> Document passage:
⟨

Thursday February 15th, 2001 1:19 AM

I'm laughing at your comments already. NOT putting all resources to it but just doing it half-assed would be stupid by MS. If they are going to do .NET at all, they might as well do it as well as they possibly can, with as many resources behind it as they possibly can.

.NET is conceptually very much like Java. You have a virtual machine (CLR = common language runtime) and a standard library (like the Java core API). The biggest difference is that you can code to it using any language, since your code will only be compiled to an intermediate form (think Java bytecode) and then compiled to native, optimized code the first time you run it. The final compiled code is then cached for further use. This gives you cross platform AND speed AND cross language, all at once. Even if you don't get cross platform unless someone implements the CLR on other platforms than Windows, you still get a great system where you can write Windows apps using Perl, with some parts being VB, other being C++, others C#..

⟩

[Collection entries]
⟨

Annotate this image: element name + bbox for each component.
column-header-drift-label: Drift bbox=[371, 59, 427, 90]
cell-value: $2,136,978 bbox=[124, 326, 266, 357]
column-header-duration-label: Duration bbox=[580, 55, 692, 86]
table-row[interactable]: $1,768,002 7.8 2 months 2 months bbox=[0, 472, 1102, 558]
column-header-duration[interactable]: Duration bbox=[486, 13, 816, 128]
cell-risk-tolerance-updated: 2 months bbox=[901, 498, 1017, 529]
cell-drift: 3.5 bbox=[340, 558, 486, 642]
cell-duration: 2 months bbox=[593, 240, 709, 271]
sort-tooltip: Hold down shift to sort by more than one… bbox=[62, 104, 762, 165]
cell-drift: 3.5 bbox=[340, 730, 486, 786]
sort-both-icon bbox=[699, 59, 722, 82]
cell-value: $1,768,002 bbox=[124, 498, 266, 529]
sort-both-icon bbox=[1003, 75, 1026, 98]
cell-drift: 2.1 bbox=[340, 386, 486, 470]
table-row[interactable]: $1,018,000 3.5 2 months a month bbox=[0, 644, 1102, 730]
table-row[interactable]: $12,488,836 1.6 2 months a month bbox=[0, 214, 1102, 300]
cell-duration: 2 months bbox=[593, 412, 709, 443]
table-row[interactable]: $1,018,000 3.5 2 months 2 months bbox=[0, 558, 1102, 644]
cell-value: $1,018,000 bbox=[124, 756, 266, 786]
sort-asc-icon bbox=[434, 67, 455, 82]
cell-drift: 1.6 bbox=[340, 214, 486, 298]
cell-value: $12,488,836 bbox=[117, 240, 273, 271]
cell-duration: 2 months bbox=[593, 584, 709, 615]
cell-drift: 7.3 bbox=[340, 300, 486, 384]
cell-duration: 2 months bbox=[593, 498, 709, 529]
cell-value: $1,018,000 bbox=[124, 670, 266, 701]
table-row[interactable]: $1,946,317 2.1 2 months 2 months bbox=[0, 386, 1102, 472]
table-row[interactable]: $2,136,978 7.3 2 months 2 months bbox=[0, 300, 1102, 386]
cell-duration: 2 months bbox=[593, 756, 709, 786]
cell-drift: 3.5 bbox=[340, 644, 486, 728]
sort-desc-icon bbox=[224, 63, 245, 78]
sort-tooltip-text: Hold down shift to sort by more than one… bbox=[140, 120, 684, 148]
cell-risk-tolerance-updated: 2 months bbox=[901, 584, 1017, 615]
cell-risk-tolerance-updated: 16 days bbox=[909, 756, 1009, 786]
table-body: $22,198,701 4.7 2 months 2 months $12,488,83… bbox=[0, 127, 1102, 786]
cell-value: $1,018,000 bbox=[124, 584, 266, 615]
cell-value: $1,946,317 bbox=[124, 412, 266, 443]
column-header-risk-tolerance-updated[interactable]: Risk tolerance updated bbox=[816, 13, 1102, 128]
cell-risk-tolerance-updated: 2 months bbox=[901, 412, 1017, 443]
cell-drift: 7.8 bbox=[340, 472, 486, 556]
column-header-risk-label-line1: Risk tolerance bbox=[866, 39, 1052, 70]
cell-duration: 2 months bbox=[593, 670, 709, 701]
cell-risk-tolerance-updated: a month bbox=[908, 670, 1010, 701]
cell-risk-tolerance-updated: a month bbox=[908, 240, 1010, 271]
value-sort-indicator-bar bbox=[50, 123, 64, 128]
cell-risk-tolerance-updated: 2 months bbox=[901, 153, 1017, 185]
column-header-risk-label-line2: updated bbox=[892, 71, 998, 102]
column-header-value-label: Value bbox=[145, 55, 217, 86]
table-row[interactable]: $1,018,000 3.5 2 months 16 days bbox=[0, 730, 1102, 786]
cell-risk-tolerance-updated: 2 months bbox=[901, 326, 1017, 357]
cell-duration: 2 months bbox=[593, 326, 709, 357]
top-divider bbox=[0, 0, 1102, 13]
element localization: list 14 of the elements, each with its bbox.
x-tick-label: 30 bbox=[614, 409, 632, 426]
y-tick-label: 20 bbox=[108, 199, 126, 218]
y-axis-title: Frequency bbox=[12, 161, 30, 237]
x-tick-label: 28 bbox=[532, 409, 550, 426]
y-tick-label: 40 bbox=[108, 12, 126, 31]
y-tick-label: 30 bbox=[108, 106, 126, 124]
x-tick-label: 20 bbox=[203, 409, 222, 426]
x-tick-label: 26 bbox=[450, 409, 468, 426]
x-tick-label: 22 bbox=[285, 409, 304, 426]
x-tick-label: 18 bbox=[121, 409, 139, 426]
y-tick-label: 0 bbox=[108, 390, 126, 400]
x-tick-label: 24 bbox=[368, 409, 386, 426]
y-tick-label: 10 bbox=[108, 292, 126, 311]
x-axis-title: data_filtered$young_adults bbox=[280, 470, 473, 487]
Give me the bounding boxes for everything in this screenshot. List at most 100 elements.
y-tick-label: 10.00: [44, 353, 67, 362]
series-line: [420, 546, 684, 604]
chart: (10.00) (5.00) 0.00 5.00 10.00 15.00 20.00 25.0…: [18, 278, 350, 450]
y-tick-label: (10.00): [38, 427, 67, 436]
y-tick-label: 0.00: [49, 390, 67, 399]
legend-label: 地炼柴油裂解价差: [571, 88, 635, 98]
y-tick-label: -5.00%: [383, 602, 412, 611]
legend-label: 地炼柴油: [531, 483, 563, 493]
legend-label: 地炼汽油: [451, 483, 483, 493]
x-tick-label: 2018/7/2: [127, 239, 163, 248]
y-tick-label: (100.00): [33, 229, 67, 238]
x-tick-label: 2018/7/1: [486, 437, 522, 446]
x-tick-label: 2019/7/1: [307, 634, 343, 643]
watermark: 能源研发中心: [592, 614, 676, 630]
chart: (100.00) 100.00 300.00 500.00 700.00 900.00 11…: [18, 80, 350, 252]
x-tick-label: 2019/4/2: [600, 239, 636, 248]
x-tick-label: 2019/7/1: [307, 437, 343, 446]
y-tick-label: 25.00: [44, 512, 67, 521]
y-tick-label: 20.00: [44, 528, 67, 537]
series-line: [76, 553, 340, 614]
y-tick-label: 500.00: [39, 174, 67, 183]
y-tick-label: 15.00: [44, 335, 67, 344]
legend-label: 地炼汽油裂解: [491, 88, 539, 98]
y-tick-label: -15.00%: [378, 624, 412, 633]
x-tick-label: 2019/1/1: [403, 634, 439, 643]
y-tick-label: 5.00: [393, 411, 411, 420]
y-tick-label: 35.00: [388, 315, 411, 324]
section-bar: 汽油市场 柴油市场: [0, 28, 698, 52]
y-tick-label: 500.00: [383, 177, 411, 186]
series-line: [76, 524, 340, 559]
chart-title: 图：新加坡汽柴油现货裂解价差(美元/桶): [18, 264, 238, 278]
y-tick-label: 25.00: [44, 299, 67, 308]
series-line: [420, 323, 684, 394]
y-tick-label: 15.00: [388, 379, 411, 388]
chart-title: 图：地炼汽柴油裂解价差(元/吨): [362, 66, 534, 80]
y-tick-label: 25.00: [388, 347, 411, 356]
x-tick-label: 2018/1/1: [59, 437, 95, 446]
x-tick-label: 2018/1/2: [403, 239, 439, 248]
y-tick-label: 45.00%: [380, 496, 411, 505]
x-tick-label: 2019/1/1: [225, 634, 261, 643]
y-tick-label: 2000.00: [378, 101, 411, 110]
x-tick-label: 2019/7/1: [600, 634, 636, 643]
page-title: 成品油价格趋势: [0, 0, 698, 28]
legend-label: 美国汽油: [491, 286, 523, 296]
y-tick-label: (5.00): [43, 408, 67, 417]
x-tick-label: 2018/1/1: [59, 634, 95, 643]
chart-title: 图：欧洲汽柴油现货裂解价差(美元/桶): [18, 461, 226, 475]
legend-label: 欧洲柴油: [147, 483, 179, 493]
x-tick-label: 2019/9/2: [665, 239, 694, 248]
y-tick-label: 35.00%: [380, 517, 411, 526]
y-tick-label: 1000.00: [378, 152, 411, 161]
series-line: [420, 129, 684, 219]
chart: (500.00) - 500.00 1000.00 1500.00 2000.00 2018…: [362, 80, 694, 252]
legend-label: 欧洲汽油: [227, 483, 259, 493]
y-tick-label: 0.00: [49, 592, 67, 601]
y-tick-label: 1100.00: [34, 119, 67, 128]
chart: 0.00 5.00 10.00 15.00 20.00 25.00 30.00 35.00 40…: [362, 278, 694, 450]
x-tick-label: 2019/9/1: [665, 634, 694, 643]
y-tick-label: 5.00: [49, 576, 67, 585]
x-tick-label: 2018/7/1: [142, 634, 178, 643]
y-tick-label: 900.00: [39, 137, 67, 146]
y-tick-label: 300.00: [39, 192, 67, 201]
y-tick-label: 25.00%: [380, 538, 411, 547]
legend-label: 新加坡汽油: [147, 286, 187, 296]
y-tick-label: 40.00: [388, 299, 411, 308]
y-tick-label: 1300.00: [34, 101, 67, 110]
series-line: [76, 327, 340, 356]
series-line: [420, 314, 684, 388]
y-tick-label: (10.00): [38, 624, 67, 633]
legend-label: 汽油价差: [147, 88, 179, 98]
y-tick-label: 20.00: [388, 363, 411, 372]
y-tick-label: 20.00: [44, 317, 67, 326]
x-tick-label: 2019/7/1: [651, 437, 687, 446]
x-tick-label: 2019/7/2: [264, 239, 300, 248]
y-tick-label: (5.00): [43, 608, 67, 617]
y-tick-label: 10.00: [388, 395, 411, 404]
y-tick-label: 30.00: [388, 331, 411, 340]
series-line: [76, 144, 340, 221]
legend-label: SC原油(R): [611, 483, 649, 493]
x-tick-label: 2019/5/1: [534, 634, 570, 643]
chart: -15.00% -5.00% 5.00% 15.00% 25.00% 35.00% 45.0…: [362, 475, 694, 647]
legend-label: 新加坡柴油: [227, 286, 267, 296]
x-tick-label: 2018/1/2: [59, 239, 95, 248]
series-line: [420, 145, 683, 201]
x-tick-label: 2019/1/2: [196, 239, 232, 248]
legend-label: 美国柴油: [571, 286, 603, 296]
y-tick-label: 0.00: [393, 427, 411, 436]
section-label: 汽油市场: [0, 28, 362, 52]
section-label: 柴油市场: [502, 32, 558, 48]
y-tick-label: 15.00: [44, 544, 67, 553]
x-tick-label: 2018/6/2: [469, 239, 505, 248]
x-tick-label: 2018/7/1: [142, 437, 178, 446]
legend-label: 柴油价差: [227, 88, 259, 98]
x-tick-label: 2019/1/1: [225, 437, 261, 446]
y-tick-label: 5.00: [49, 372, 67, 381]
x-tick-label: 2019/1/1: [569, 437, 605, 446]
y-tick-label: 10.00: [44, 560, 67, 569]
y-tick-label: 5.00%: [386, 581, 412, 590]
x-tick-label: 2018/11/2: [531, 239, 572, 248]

⟩

> What is required:
Can you rewrite the paragraph of the .NET comment that begins ".NET is conceptually very much like Java" as a short bulleted list that keeps its main facts?

> Your solution:
- .NET is conceptually very much like Java, with a virtual machine (the CLR, or common language runtime) and a standard library comparable to the Java core API.
- The biggest difference is that you can code to it in any language.
- Code is compiled to an intermediate form, similar to Java bytecode, and then compiled to native, optimized code the first time it runs.
- The final compiled code is cached for further use.
- This gives cross-platform support, speed and cross-language use all at once.
- Cross-platform support depends on someone implementing the CLR on platforms other than Windows.
- Even without it, you can write Windows apps that mix languages, such as Perl, VB, C++ and C#.